Your objective. Give back every line exactly as it appears, pictures excluded.

___ Records for the exercise

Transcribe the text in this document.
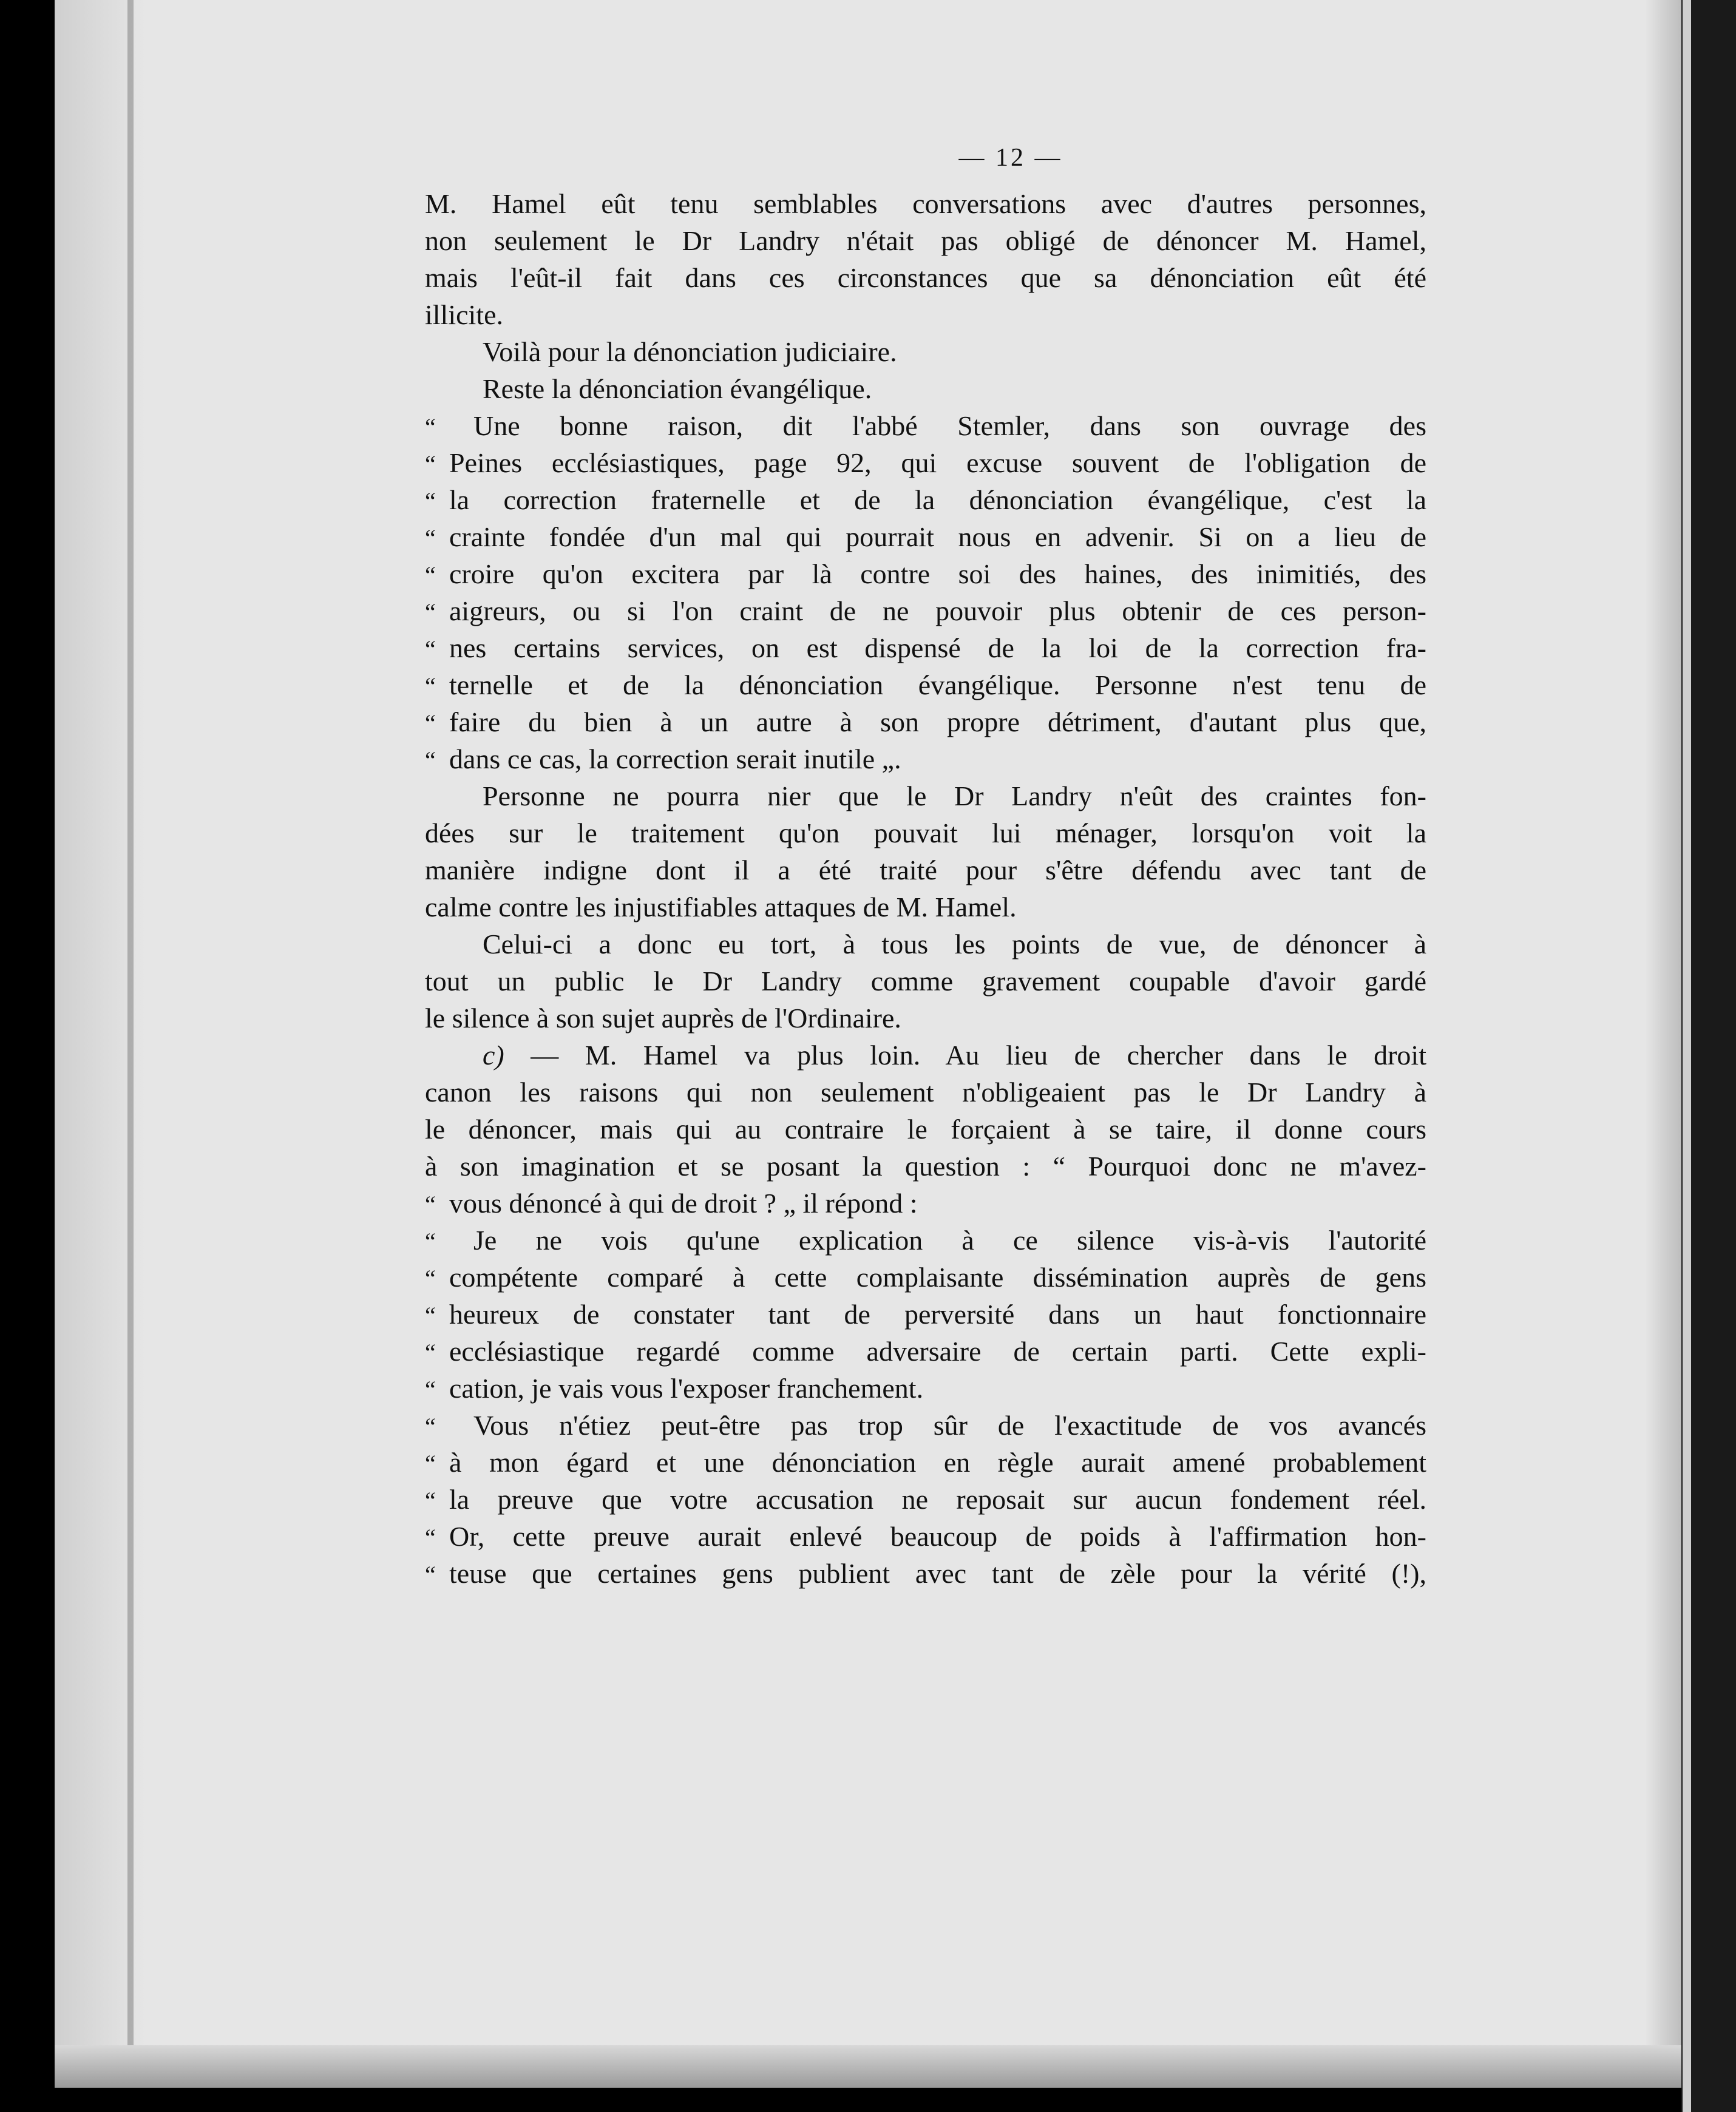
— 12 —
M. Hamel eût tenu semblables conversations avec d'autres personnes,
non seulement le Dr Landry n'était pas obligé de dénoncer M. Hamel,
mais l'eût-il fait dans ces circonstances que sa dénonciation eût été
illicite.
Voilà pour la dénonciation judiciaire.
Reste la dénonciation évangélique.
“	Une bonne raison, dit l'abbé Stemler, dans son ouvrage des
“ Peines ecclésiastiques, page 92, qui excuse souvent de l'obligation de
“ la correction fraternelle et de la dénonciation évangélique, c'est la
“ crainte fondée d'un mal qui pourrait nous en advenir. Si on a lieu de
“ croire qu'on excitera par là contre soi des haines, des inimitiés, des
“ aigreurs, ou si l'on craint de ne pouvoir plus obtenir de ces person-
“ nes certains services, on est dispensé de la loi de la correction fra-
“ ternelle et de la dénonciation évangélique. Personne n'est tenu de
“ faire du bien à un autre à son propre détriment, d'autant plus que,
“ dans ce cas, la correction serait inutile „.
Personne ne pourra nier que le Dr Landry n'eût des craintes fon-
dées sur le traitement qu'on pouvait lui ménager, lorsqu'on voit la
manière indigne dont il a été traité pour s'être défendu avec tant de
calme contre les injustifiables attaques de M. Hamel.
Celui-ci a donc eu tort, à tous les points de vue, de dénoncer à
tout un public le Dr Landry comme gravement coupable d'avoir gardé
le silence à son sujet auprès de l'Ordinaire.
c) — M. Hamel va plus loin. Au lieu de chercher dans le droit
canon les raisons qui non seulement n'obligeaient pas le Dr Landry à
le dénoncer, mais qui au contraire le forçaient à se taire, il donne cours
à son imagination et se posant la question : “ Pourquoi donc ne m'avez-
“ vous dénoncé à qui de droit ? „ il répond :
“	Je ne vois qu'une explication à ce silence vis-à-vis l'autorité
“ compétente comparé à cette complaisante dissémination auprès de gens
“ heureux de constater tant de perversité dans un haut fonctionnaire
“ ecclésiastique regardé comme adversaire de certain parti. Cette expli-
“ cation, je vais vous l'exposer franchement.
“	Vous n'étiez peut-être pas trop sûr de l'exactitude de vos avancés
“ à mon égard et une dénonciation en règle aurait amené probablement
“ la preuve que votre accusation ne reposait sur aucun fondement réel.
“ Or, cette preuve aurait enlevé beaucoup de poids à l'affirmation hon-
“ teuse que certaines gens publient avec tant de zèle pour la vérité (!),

______

Output below.
Transcribe the text in this document.
— 12 —
M. Hamel eût tenu semblables conversations avec d'autres personnes,
non seulement le Dr Landry n'était pas obligé de dénoncer M. Hamel,
mais l'eût-il fait dans ces circonstances que sa dénonciation eût été
illicite.
Voilà pour la dénonciation judiciaire.
Reste la dénonciation évangélique.
“	Une bonne raison, dit l'abbé Stemler, dans son ouvrage des
“ Peines ecclésiastiques, page 92, qui excuse souvent de l'obligation de
“ la correction fraternelle et de la dénonciation évangélique, c'est la
“ crainte fondée d'un mal qui pourrait nous en advenir. Si on a lieu de
“ croire qu'on excitera par là contre soi des haines, des inimitiés, des
“ aigreurs, ou si l'on craint de ne pouvoir plus obtenir de ces person-
“ nes certains services, on est dispensé de la loi de la correction fra-
“ ternelle et de la dénonciation évangélique. Personne n'est tenu de
“ faire du bien à un autre à son propre détriment, d'autant plus que,
“ dans ce cas, la correction serait inutile „.
Personne ne pourra nier que le Dr Landry n'eût des craintes fon-
dées sur le traitement qu'on pouvait lui ménager, lorsqu'on voit la
manière indigne dont il a été traité pour s'être défendu avec tant de
calme contre les injustifiables attaques de M. Hamel.
Celui-ci a donc eu tort, à tous les points de vue, de dénoncer à
tout un public le Dr Landry comme gravement coupable d'avoir gardé
le silence à son sujet auprès de l'Ordinaire.
c) — M. Hamel va plus loin. Au lieu de chercher dans le droit
canon les raisons qui non seulement n'obligeaient pas le Dr Landry à
le dénoncer, mais qui au contraire le forçaient à se taire, il donne cours
à son imagination et se posant la question : “ Pourquoi donc ne m'avez-
“ vous dénoncé à qui de droit ? „ il répond :
“	Je ne vois qu'une explication à ce silence vis-à-vis l'autorité
“ compétente comparé à cette complaisante dissémination auprès de gens
“ heureux de constater tant de perversité dans un haut fonctionnaire
“ ecclésiastique regardé comme adversaire de certain parti. Cette expli-
“ cation, je vais vous l'exposer franchement.
“	Vous n'étiez peut-être pas trop sûr de l'exactitude de vos avancés
“ à mon égard et une dénonciation en règle aurait amené probablement
“ la preuve que votre accusation ne reposait sur aucun fondement réel.
“ Or, cette preuve aurait enlevé beaucoup de poids à l'affirmation hon-
“ teuse que certaines gens publient avec tant de zèle pour la vérité (!),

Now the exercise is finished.